> **PROBLEM DESCRIPTION**:
Send back all the data below, exactly as given.

> **EXTRACTED DATA**:
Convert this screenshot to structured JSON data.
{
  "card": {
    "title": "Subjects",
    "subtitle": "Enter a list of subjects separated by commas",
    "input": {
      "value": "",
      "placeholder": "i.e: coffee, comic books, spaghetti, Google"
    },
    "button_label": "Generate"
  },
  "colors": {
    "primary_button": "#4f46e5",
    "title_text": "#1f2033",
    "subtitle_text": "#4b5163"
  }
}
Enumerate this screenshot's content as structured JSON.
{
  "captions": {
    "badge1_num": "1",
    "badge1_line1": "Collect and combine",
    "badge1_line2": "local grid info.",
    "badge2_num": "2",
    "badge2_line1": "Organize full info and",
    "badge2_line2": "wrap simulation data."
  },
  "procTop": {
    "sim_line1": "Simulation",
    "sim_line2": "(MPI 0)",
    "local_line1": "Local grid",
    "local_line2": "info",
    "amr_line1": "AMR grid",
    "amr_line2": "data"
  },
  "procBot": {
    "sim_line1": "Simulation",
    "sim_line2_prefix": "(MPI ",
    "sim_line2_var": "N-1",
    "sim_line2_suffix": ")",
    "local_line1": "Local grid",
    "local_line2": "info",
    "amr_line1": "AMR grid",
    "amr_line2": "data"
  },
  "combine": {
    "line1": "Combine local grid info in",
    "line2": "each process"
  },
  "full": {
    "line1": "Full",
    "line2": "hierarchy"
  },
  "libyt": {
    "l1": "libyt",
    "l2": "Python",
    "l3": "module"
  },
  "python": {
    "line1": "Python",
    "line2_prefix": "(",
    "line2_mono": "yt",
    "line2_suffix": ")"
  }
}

> **RESULT OF THE EXERCISE**:
Convert this screenshot to structured JSON data.
{
  "card": {
    "title": "Subjects",
    "subtitle": "Enter a list of subjects separated by commas",
    "input": {
      "value": "",
      "placeholder": "i.e: coffee, comic books, spaghetti, Google"
    },
    "button_label": "Generate"
  },
  "colors": {
    "primary_button": "#4f46e5",
    "title_text": "#1f2033",
    "subtitle_text": "#4b5163"
  }
}
Enumerate this screenshot's content as structured JSON.
{
  "captions": {
    "badge1_num": "1",
    "badge1_line1": "Collect and combine",
    "badge1_line2": "local grid info.",
    "badge2_num": "2",
    "badge2_line1": "Organize full info and",
    "badge2_line2": "wrap simulation data."
  },
  "procTop": {
    "sim_line1": "Simulation",
    "sim_line2": "(MPI 0)",
    "local_line1": "Local grid",
    "local_line2": "info",
    "amr_line1": "AMR grid",
    "amr_line2": "data"
  },
  "procBot": {
    "sim_line1": "Simulation",
    "sim_line2_prefix": "(MPI ",
    "sim_line2_var": "N-1",
    "sim_line2_suffix": ")",
    "local_line1": "Local grid",
    "local_line2": "info",
    "amr_line1": "AMR grid",
    "amr_line2": "data"
  },
  "combine": {
    "line1": "Combine local grid info in",
    "line2": "each process"
  },
  "full": {
    "line1": "Full",
    "line2": "hierarchy"
  },
  "libyt": {
    "l1": "libyt",
    "l2": "Python",
    "l3": "module"
  },
  "python": {
    "line1": "Python",
    "line2_prefix": "(",
    "line2_mono": "yt",
    "line2_suffix": ")"
  }
}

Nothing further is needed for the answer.